# DATA LINES
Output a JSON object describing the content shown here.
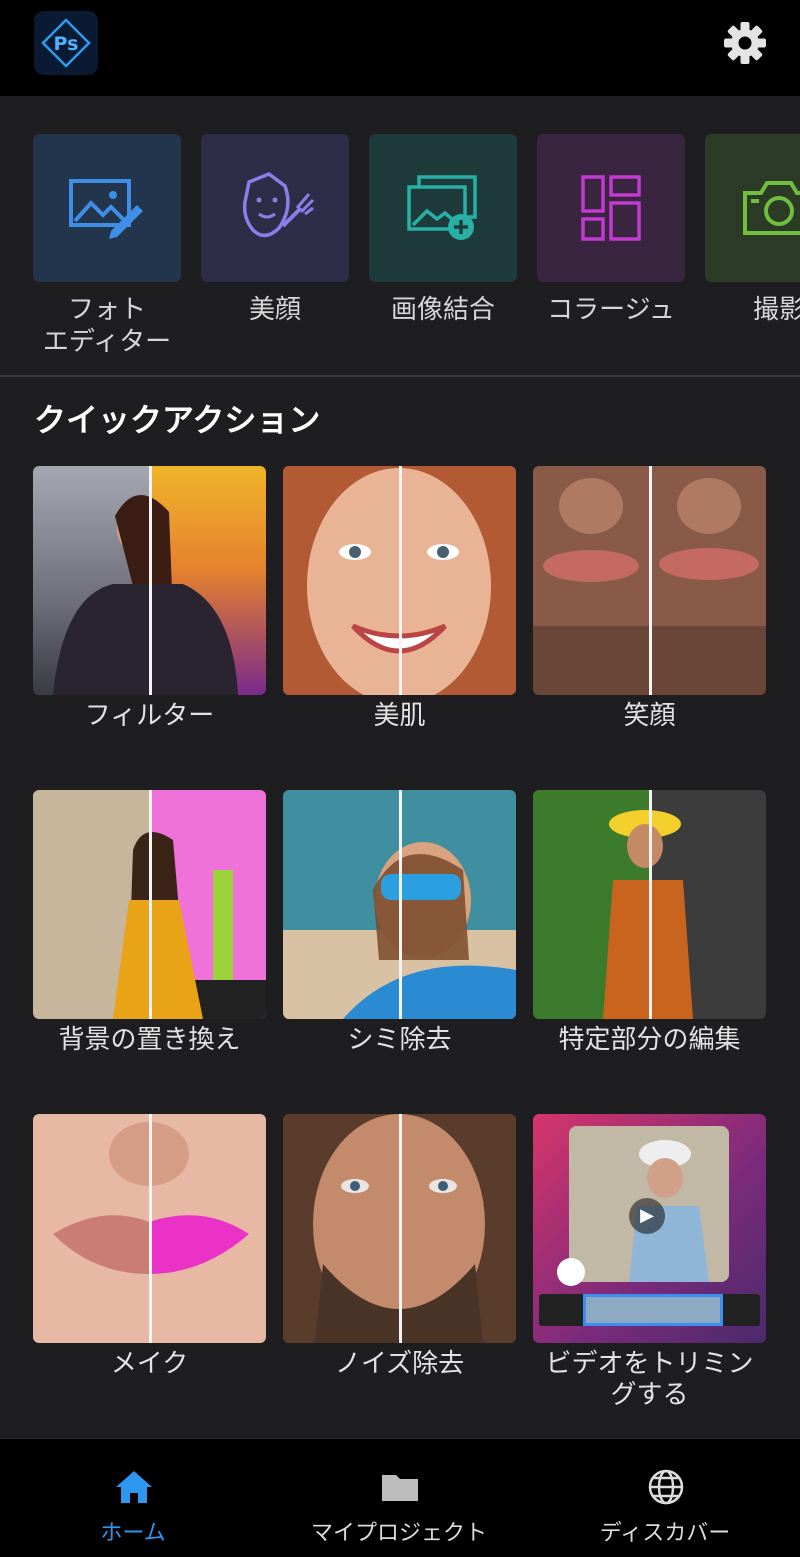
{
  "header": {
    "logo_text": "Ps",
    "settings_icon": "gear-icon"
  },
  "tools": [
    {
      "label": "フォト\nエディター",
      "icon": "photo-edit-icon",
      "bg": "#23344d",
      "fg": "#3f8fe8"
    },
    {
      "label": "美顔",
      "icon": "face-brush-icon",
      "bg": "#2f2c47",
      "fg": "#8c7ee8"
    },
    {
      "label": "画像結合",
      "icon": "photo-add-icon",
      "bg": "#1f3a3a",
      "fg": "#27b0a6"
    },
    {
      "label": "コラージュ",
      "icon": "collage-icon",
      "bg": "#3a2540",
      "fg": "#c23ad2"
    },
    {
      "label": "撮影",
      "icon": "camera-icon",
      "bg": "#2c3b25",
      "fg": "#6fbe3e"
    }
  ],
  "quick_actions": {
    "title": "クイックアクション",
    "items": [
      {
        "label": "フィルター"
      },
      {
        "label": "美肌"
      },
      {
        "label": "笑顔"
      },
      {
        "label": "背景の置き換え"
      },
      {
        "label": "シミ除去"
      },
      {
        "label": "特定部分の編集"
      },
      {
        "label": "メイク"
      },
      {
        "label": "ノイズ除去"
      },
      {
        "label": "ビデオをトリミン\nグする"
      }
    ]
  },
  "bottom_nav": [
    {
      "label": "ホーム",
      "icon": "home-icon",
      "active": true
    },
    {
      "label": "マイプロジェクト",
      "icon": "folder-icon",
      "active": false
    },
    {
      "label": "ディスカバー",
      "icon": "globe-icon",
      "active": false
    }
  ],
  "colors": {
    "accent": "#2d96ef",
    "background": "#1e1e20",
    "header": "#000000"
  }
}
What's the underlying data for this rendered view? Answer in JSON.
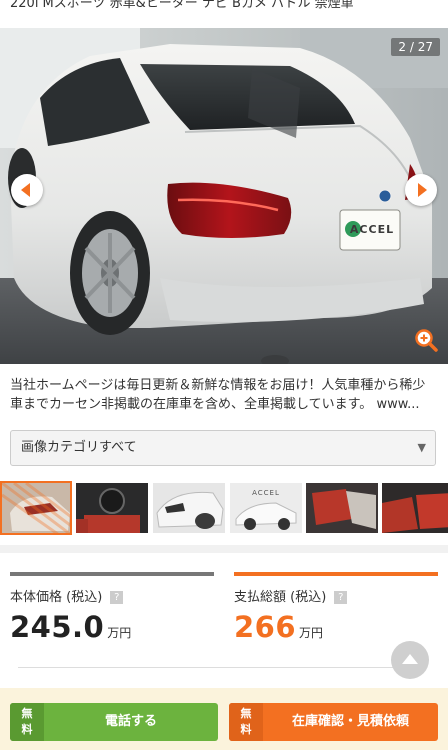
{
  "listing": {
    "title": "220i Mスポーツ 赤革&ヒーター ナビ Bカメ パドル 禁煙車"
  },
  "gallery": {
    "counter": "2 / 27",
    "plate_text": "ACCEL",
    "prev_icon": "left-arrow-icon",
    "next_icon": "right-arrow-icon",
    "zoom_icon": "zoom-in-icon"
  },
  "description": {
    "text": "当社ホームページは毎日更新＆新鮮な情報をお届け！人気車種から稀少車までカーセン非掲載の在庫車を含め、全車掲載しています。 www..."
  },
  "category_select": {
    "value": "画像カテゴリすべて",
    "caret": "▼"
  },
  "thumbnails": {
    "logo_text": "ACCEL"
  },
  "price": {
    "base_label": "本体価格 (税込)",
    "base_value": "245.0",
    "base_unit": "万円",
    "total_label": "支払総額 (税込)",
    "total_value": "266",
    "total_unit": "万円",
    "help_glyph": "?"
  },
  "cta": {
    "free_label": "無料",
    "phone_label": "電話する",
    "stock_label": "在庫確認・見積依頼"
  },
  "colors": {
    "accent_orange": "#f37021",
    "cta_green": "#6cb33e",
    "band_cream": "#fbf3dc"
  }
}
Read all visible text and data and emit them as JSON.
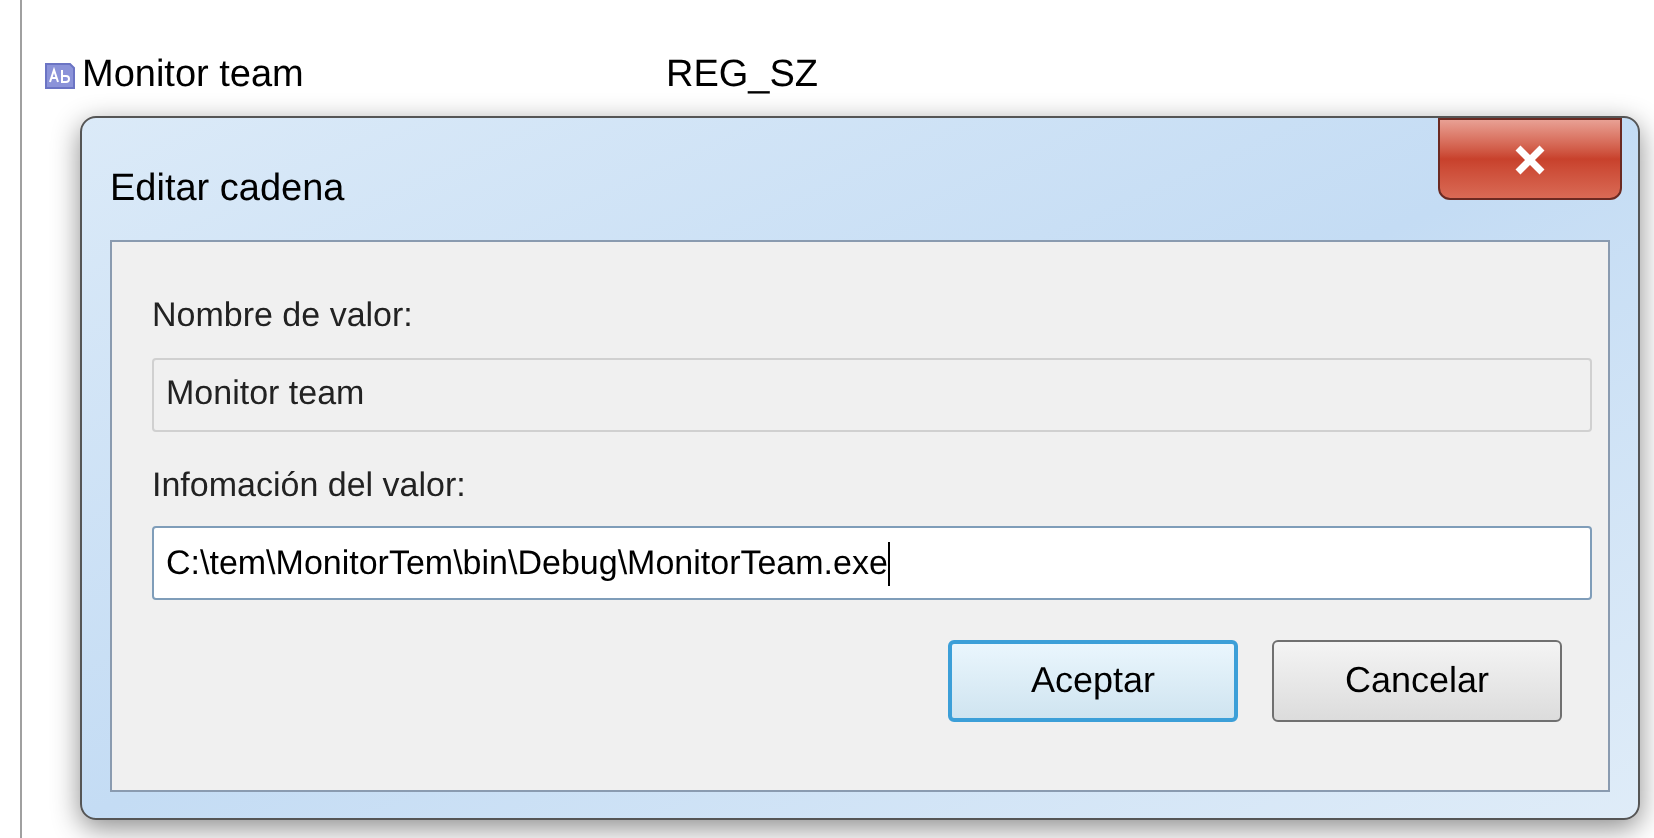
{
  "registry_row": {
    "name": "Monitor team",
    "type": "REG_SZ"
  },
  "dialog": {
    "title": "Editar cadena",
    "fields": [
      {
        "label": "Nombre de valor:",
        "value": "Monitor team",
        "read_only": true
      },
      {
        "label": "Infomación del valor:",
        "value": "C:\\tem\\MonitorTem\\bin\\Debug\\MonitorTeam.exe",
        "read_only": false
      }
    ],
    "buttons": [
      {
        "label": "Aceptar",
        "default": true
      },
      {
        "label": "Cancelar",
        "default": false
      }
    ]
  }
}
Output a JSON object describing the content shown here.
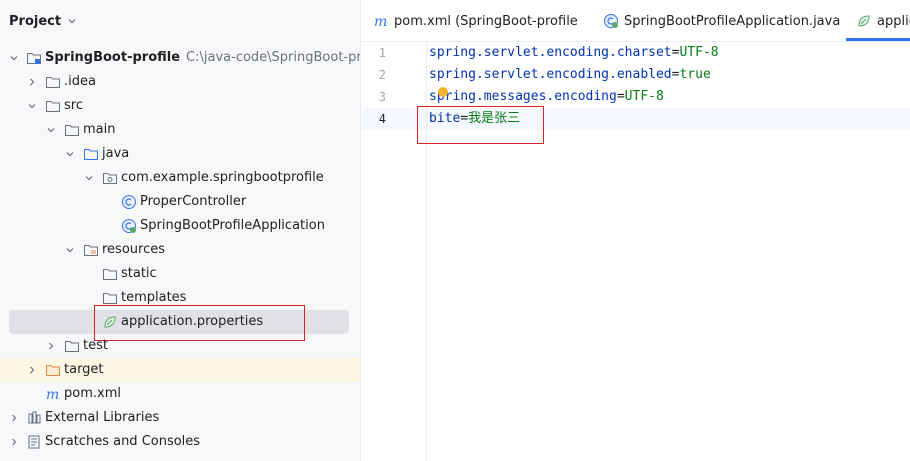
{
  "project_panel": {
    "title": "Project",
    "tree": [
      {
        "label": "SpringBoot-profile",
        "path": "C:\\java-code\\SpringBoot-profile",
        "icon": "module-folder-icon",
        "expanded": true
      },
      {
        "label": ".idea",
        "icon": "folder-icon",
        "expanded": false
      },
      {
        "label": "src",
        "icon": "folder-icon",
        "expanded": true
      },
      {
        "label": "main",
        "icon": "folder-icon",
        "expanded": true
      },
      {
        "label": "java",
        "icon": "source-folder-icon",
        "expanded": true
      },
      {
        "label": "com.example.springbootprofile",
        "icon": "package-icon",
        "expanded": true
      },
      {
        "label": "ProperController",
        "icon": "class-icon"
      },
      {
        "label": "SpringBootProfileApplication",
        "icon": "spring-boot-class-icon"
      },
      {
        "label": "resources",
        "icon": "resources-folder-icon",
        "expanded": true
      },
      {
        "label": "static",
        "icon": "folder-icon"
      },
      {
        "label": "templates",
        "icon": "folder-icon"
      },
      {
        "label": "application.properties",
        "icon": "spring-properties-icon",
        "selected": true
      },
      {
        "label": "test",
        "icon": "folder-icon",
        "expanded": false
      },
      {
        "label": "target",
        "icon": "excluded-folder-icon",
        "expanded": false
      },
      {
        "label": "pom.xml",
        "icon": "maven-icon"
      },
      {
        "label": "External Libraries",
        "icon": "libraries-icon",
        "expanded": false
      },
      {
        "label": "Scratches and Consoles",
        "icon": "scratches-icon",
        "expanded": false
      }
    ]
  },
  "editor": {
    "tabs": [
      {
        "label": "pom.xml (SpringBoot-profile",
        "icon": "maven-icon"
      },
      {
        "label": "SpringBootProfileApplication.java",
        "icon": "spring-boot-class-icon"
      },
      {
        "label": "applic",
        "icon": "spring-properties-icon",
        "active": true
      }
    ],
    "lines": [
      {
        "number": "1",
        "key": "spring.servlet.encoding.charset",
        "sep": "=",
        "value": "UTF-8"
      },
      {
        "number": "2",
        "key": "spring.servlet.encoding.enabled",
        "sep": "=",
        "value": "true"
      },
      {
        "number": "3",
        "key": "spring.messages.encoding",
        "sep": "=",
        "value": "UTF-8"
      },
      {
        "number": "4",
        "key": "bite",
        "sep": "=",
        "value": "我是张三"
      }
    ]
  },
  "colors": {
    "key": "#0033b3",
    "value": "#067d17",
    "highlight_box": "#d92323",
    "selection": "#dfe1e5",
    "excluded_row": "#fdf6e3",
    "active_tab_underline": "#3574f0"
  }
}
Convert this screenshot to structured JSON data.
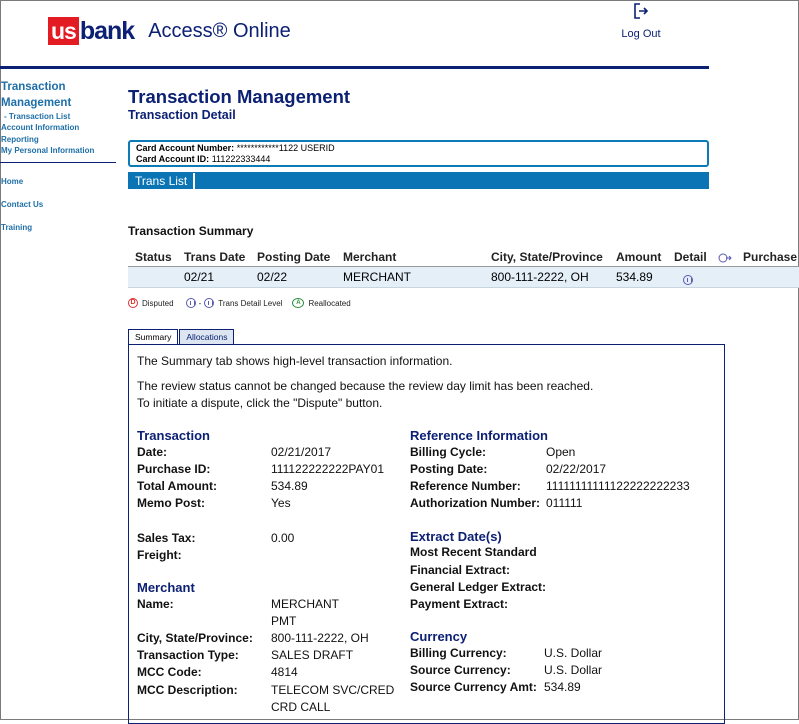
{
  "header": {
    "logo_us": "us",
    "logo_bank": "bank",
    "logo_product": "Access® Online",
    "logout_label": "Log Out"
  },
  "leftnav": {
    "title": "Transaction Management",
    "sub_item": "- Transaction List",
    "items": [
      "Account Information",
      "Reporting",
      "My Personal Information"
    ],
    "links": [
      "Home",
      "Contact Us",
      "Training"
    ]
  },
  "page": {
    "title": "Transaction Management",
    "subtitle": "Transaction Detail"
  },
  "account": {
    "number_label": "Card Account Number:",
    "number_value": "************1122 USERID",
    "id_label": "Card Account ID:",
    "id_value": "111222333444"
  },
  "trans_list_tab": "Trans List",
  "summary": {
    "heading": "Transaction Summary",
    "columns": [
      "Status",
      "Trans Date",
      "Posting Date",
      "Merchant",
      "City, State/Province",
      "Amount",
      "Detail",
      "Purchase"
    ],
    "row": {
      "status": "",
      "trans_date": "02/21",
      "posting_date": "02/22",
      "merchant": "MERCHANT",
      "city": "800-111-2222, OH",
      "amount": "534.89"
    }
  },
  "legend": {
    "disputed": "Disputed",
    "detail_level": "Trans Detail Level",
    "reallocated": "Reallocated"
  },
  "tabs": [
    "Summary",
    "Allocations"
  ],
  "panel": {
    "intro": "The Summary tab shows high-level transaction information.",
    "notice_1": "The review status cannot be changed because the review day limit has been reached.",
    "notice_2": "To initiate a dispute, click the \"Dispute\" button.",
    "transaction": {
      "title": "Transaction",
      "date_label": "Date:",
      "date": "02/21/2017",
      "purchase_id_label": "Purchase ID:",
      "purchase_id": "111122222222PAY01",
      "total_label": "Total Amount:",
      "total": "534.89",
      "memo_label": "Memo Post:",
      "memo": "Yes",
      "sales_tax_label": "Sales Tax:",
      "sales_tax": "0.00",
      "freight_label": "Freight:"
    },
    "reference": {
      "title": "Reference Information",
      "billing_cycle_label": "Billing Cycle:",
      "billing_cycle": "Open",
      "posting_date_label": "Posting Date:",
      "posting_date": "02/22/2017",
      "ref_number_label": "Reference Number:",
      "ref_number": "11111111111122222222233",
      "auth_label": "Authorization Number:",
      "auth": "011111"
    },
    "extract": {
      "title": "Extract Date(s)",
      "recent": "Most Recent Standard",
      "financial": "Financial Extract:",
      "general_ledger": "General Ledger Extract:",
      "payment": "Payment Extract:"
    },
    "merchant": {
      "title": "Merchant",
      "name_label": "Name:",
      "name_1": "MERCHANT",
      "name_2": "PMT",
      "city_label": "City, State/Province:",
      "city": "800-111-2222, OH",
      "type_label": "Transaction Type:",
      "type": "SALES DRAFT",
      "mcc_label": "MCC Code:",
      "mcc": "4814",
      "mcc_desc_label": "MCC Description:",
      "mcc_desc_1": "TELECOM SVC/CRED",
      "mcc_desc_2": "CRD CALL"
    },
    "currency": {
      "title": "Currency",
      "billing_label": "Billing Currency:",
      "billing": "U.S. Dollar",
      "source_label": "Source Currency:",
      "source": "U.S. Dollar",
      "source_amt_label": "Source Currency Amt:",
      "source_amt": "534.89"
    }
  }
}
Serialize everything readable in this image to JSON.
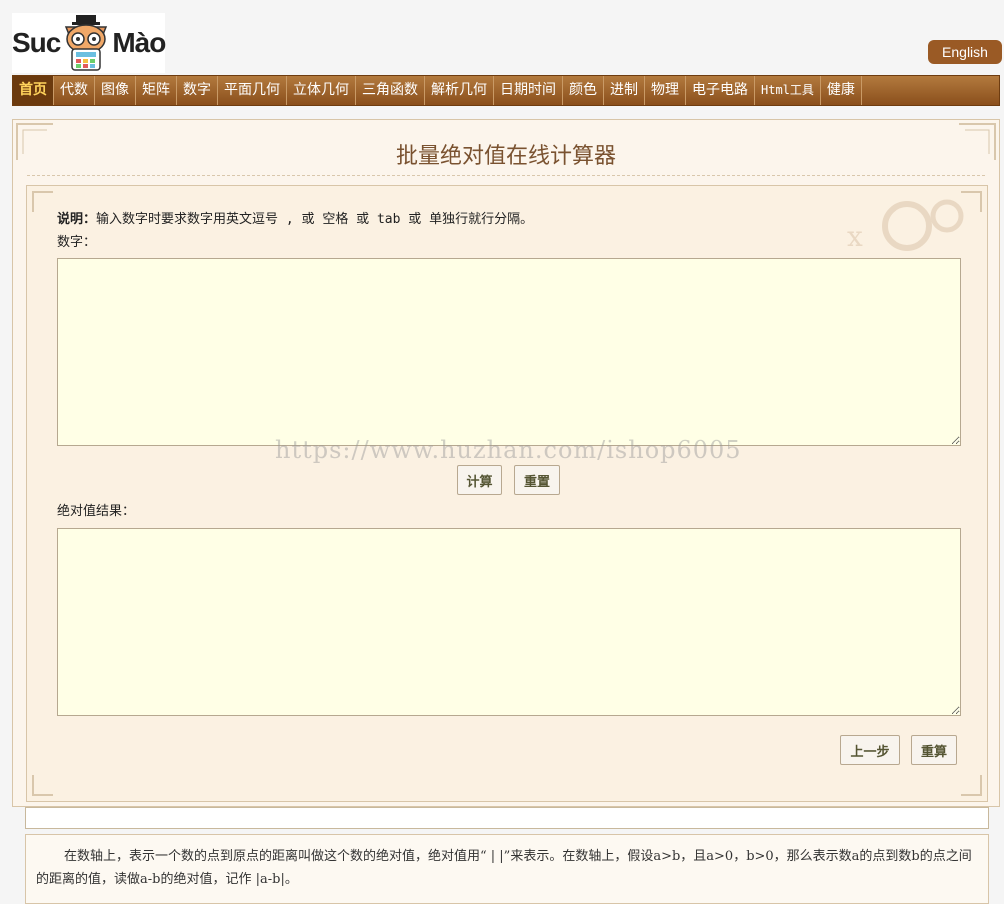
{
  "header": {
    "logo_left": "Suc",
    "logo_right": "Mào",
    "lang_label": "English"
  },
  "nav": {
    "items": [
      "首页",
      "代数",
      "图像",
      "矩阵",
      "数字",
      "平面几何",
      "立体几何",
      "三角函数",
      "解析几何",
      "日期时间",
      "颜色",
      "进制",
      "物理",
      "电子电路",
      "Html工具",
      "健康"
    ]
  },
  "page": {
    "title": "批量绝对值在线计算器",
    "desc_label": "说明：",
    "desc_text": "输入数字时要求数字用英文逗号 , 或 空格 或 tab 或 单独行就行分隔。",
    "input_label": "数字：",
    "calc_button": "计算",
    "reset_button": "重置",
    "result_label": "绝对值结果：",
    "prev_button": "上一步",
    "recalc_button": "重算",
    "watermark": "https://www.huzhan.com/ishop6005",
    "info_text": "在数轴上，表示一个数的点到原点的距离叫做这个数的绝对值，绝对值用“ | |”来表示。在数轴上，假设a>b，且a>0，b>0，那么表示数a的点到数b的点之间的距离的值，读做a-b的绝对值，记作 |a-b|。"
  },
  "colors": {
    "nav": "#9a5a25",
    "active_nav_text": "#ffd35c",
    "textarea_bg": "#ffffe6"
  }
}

# EXERCISE DIRECTIONS
Wherever the string "java" appears in the entries above, list that line.

# THE RESPONSE
        "path": "C:\\java-code\\SpringBoot-profile",
        "label": "java",
        "label": "SpringBootProfileApplication.java",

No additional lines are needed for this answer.